◆ **Task statement**
Search the data for the string "Opening" and extract every line where it appears.

◆ **Records supplied**
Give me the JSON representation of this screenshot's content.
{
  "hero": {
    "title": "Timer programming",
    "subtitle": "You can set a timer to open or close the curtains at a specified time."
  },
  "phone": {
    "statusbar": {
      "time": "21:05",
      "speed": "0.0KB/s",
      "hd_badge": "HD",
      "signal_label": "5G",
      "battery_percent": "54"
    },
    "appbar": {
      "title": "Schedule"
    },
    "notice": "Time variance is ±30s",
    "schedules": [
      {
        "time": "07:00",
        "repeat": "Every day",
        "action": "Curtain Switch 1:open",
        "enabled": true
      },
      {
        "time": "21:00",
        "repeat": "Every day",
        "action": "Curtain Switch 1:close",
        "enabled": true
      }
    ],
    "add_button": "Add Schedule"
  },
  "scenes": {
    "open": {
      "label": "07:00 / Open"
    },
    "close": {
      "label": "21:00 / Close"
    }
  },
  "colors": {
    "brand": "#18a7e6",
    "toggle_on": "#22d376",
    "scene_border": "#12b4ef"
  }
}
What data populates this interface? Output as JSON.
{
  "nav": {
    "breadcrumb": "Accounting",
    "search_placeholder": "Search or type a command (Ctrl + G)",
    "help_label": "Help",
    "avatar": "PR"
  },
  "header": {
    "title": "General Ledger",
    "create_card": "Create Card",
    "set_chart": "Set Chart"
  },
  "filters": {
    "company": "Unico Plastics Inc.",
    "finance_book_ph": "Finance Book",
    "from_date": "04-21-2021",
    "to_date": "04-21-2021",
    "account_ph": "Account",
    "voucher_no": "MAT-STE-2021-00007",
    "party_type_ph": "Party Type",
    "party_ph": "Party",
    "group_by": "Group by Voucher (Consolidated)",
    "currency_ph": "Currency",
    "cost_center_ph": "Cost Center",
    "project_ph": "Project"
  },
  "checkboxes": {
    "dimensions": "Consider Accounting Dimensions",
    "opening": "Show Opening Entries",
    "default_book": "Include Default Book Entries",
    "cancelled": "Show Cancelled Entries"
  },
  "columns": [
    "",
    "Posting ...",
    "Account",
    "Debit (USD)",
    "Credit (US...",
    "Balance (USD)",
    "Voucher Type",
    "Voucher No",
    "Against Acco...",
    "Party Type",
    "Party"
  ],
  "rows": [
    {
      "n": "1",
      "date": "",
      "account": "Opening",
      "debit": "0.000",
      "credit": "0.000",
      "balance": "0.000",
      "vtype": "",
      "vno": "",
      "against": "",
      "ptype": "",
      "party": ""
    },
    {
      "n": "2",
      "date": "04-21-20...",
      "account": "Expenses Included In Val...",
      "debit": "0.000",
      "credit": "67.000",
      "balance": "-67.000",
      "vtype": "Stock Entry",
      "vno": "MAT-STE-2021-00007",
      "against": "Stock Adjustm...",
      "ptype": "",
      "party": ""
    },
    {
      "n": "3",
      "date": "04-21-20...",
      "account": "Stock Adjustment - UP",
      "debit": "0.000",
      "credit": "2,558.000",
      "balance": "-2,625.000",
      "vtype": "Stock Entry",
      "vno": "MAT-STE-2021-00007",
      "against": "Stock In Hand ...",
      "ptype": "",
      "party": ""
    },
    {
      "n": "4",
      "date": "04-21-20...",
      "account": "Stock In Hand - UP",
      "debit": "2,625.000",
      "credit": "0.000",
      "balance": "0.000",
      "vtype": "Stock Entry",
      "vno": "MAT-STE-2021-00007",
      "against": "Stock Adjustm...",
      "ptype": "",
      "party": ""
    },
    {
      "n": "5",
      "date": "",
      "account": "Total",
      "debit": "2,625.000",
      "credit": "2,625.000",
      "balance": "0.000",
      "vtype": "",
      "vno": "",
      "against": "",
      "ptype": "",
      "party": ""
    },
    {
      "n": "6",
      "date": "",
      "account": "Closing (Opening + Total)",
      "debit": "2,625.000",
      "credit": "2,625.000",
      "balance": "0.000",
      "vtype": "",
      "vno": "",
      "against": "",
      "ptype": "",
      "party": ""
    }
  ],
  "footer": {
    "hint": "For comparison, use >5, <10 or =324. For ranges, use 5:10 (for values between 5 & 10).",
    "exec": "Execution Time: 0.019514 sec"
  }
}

◆ **Expected answer**
    "opening": "Show Opening Entries",
      "account": "Opening",
      "account": "Closing (Opening + Total)",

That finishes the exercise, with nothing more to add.